# [Set exercise]
Copy every line of the data that includes the string "color".

(Excerpts from a figure dataset)
————
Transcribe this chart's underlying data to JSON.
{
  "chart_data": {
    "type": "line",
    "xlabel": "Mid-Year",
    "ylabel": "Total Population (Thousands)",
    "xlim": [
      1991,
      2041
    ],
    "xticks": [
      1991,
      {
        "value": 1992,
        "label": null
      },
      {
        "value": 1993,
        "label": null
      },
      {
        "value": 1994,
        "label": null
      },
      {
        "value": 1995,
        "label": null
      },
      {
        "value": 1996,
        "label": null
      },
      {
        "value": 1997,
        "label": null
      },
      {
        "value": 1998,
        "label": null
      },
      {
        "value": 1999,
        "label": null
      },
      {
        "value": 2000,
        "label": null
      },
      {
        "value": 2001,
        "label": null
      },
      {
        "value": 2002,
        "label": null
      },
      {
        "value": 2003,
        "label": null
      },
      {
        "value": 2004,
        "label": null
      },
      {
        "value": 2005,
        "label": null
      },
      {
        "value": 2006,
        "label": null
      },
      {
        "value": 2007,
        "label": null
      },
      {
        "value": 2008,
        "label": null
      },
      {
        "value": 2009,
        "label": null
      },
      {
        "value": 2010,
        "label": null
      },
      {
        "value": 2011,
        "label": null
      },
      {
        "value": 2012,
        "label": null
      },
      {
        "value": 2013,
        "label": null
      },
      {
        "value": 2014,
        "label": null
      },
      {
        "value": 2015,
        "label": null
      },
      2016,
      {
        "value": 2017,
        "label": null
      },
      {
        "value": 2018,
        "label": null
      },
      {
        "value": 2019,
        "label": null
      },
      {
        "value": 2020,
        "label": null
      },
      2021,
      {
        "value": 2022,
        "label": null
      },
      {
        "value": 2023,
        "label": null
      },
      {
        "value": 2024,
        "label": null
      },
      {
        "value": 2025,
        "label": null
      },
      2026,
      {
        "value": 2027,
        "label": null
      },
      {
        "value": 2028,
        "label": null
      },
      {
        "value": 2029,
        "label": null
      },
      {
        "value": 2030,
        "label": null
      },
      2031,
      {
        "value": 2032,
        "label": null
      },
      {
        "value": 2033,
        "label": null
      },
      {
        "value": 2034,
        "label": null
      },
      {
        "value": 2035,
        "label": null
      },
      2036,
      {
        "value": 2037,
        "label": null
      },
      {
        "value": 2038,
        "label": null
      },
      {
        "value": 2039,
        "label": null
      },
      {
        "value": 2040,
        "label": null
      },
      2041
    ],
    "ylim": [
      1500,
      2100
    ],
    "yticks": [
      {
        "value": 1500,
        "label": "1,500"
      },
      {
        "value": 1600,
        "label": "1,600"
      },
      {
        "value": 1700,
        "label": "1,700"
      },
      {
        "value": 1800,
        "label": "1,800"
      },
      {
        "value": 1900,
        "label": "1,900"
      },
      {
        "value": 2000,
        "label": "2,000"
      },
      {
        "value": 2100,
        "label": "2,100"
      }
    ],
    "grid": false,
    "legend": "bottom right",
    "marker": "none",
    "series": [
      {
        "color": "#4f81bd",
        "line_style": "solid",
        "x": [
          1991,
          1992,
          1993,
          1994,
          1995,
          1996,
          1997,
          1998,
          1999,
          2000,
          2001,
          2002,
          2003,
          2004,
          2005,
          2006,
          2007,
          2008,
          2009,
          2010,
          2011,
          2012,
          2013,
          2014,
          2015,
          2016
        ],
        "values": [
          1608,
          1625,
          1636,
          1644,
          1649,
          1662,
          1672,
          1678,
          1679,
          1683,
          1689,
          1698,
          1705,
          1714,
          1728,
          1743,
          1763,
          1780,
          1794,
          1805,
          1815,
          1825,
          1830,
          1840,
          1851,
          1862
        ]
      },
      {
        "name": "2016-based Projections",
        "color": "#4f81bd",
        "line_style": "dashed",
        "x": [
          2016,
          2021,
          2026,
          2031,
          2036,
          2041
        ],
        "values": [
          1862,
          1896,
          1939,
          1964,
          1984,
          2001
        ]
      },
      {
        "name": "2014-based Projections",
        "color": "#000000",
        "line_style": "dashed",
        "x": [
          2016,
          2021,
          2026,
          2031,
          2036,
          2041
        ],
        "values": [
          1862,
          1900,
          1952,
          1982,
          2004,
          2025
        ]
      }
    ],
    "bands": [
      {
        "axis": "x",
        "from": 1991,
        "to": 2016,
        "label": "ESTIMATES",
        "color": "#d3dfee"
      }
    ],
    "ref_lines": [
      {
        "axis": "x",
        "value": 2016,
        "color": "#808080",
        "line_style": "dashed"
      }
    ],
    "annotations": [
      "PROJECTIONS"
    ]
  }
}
————
# [Task answer]
        "color": "#4f81bd",
        "color": "#4f81bd",
        "color": "#000000",
        "color": "#d3dfee"
        "color": "#808080",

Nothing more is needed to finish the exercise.